→ **Stated exercise**: From the entries below, copy every line where the string "presso" appears.

========================

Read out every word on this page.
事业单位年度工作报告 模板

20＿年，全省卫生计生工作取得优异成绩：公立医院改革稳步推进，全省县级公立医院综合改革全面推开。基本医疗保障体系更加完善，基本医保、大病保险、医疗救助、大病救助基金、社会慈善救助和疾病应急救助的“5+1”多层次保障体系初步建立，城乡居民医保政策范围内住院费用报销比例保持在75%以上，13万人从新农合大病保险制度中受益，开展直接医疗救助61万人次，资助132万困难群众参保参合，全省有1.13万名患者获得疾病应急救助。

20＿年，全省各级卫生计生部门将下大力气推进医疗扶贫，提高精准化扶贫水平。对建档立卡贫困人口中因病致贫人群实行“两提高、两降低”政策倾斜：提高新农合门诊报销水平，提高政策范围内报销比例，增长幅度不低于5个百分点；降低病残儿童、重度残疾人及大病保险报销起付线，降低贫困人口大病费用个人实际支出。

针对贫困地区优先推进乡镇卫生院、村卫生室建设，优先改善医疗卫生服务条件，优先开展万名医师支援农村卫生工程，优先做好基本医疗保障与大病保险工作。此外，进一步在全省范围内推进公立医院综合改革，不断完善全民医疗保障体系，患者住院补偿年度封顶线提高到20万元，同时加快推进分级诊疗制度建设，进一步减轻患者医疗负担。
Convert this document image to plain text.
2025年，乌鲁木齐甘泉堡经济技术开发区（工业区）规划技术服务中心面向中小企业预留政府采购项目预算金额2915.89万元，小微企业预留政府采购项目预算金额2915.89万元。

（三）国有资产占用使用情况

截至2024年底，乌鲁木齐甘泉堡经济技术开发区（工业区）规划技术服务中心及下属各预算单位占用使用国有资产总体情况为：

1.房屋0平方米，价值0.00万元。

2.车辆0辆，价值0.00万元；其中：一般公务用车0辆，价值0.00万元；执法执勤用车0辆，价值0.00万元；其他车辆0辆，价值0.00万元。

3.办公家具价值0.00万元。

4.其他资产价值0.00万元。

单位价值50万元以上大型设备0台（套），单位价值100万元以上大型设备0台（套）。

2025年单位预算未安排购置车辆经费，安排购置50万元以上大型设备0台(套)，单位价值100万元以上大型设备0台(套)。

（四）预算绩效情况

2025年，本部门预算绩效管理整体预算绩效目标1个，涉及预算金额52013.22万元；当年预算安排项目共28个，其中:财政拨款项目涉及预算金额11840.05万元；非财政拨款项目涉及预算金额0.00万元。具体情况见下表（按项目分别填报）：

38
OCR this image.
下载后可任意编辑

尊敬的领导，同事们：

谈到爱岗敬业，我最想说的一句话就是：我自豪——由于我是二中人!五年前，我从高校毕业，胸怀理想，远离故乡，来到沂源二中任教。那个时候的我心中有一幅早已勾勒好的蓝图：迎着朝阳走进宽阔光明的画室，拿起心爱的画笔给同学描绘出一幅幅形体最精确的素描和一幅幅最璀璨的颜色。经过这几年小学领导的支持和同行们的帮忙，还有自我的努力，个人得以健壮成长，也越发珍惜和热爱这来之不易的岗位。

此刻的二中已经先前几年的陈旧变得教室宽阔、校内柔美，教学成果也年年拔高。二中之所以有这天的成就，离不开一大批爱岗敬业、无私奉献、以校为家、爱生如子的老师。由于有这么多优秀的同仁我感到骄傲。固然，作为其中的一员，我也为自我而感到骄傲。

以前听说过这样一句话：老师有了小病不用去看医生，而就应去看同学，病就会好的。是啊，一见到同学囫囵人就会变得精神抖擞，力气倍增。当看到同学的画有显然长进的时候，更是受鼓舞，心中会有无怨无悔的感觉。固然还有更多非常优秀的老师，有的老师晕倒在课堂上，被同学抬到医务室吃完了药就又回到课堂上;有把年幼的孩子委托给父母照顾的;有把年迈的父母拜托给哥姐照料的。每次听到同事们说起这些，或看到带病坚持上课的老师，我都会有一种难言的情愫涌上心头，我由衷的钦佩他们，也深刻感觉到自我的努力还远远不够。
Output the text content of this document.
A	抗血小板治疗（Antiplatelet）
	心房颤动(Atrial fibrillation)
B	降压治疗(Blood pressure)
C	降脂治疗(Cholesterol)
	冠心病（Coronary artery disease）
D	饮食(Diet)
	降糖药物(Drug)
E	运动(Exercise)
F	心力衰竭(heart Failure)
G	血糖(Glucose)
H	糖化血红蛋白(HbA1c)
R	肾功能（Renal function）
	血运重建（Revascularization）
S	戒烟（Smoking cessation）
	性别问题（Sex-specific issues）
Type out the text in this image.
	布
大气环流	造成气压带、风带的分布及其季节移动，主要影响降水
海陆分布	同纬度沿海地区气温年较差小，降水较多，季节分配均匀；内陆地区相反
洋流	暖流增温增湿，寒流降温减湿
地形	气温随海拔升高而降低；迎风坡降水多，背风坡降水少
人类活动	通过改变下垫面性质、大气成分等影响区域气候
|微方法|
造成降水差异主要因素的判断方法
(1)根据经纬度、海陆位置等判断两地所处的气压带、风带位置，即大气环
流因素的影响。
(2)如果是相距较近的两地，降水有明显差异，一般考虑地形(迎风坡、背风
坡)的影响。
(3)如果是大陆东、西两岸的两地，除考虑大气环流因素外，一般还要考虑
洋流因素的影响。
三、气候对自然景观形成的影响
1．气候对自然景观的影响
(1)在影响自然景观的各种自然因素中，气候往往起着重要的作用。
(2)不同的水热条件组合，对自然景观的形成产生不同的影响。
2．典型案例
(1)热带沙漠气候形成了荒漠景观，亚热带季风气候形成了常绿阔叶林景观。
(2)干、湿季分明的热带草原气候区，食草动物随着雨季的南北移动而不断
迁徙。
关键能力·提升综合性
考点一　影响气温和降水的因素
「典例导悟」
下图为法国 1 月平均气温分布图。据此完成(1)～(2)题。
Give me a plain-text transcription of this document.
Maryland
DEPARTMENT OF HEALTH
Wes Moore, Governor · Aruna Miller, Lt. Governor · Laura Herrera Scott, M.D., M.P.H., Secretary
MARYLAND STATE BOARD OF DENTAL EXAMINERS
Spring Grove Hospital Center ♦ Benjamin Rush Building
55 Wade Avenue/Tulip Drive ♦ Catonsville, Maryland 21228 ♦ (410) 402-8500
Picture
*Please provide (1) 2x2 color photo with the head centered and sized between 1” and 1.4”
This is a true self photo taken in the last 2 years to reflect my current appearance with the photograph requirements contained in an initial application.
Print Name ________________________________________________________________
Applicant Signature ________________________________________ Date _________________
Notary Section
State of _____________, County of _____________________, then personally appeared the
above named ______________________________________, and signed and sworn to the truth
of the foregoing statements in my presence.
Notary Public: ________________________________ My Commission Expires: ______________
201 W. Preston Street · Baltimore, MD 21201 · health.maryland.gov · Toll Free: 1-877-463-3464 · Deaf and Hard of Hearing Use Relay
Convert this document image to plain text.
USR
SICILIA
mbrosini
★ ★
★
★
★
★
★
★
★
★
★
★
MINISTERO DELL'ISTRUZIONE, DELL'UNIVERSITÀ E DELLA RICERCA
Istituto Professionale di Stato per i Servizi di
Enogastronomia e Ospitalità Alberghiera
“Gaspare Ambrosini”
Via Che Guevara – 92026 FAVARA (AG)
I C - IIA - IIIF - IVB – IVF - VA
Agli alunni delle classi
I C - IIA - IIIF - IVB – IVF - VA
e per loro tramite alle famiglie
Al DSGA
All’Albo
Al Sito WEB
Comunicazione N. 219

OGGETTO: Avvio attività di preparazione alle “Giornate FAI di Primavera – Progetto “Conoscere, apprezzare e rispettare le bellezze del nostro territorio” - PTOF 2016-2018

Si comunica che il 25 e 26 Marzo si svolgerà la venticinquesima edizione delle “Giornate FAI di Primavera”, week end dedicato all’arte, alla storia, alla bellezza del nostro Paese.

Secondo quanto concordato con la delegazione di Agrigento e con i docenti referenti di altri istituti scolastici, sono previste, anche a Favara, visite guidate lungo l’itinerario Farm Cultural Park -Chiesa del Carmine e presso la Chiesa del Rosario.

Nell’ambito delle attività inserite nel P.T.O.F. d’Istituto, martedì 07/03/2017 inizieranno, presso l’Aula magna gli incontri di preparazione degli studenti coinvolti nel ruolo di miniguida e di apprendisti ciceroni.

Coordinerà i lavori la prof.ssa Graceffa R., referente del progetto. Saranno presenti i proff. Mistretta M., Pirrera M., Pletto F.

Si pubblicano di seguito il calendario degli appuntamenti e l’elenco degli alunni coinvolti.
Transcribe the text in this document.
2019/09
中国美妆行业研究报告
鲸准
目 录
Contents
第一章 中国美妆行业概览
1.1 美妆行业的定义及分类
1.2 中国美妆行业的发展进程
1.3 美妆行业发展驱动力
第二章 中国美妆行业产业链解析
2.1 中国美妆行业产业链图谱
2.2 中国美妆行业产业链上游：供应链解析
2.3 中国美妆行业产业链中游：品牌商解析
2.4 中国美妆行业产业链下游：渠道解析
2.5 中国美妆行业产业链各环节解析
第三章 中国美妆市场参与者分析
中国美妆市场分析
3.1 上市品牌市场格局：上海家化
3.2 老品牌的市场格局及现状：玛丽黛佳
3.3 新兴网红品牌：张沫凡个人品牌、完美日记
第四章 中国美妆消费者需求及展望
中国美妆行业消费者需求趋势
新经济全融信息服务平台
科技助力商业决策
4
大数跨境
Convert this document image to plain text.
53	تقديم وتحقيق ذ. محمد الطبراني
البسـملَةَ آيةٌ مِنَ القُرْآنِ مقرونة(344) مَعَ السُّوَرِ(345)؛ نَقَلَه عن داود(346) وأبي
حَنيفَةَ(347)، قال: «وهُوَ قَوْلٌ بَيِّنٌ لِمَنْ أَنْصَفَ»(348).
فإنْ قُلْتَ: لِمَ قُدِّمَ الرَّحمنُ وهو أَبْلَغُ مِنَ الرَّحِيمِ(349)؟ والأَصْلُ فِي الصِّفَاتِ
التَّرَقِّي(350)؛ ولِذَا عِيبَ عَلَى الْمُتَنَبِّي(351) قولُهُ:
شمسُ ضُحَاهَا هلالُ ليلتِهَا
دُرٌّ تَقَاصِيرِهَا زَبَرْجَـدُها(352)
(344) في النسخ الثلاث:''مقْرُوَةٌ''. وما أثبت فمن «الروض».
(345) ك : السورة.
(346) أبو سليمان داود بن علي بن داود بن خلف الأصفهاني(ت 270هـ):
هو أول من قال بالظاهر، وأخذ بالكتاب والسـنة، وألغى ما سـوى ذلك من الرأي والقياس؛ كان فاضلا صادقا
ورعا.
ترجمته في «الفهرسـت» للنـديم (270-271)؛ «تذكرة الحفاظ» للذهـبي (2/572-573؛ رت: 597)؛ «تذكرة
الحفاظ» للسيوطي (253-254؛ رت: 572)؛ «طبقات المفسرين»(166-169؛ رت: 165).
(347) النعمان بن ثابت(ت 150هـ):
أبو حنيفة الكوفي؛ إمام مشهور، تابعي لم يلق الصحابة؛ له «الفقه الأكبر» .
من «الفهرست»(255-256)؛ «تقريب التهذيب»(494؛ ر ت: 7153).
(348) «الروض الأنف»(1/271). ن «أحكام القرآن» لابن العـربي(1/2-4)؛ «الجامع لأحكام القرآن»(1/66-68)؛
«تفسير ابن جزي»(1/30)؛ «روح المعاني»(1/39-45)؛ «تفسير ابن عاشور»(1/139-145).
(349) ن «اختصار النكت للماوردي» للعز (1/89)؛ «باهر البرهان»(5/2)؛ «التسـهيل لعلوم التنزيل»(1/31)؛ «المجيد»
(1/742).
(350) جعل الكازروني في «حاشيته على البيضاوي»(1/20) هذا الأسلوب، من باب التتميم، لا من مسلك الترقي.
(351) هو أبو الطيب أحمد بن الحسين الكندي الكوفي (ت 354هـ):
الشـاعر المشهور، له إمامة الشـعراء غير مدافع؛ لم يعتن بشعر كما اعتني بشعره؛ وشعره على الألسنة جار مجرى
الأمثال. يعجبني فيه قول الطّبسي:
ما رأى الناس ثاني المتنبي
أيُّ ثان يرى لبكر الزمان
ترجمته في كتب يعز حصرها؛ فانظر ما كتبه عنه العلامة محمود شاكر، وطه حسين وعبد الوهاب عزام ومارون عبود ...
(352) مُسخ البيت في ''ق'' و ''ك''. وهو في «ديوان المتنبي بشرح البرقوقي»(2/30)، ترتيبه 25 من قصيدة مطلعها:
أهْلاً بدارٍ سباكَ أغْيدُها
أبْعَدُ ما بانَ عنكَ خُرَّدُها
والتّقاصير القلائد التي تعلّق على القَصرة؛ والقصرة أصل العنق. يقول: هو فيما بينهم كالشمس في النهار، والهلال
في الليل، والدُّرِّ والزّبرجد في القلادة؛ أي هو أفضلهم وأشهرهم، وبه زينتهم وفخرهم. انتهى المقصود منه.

========================

→ **Task output**:
Secondo quanto concordato con la delegazione di Agrigento e con i docenti referenti di altri istituti scolastici, sono previste, anche a Favara, visite guidate lungo l’itinerario Farm Cultural Park -Chiesa del Carmine e presso la Chiesa del Rosario.
Nell’ambito delle attività inserite nel P.T.O.F. d’Istituto, martedì 07/03/2017 inizieranno, presso l’Aula magna gli incontri di preparazione degli studenti coinvolti nel ruolo di miniguida e di apprendisti ciceroni.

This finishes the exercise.